====== RECORDS FOR THIS EXERCISE

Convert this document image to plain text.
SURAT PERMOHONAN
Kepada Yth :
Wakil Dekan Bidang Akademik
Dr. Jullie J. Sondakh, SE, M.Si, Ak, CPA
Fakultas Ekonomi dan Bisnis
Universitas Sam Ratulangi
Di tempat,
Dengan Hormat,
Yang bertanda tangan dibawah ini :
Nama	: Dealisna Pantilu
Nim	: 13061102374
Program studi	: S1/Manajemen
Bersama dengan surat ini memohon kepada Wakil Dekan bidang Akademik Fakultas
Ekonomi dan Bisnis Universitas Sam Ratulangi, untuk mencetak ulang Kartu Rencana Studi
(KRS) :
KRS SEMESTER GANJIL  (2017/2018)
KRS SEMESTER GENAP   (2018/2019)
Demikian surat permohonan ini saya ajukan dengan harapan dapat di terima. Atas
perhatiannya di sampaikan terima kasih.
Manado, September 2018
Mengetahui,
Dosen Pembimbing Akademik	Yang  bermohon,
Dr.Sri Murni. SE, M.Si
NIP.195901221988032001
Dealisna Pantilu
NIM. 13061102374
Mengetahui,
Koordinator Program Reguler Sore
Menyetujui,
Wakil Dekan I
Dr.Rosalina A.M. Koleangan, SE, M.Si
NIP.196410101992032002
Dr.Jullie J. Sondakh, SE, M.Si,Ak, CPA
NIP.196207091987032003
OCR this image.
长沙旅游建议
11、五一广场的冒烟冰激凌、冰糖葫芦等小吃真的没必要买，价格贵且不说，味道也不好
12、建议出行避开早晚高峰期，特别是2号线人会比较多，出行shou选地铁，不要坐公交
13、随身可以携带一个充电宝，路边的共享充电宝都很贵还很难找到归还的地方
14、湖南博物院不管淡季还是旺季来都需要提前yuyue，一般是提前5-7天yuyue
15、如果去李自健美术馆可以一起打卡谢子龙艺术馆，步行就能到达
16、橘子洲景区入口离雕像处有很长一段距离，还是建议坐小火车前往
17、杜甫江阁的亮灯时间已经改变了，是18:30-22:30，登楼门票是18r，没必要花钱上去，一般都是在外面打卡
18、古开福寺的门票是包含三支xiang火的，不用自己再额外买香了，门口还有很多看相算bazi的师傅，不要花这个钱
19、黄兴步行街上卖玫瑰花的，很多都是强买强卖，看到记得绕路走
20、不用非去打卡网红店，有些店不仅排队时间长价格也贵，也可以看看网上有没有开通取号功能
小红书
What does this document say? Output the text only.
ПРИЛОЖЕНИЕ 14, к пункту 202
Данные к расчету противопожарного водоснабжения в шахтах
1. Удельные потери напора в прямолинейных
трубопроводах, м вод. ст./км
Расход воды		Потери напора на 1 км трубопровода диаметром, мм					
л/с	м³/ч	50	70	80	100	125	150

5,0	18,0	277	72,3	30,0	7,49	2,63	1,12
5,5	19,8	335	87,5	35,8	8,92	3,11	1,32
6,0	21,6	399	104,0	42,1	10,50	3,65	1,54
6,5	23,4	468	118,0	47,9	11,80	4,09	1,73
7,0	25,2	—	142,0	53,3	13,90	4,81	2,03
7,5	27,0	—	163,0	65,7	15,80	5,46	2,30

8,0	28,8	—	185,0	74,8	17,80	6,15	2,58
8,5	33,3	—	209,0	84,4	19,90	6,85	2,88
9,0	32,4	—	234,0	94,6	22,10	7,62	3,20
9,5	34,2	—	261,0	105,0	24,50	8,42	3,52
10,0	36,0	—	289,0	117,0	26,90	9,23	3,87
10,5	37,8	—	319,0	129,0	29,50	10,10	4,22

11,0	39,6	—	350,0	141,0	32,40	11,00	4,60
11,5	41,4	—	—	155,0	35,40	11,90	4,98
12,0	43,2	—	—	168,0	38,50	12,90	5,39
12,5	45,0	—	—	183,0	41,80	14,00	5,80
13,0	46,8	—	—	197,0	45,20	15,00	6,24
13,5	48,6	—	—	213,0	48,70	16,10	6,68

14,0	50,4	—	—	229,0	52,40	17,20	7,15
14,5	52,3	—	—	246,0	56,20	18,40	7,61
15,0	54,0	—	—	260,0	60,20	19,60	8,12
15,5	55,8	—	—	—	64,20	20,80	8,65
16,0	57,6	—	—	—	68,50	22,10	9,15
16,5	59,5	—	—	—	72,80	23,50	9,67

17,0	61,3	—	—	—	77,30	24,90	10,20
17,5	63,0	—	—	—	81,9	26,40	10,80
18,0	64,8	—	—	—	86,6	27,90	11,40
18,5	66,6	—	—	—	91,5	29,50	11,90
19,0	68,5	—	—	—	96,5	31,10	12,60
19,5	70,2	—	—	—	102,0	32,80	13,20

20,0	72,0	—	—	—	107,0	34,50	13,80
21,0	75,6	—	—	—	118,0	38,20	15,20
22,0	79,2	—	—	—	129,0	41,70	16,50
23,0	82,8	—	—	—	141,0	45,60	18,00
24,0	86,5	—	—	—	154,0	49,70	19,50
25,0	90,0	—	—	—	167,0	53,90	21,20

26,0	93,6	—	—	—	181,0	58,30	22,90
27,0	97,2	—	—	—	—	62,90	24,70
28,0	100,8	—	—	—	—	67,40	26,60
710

============

> _WRITTEN EXERCISE_
Answer with one number: how many lines in the listing hold "Yang".

> _OUTPUT OF THE EXERCISE_
2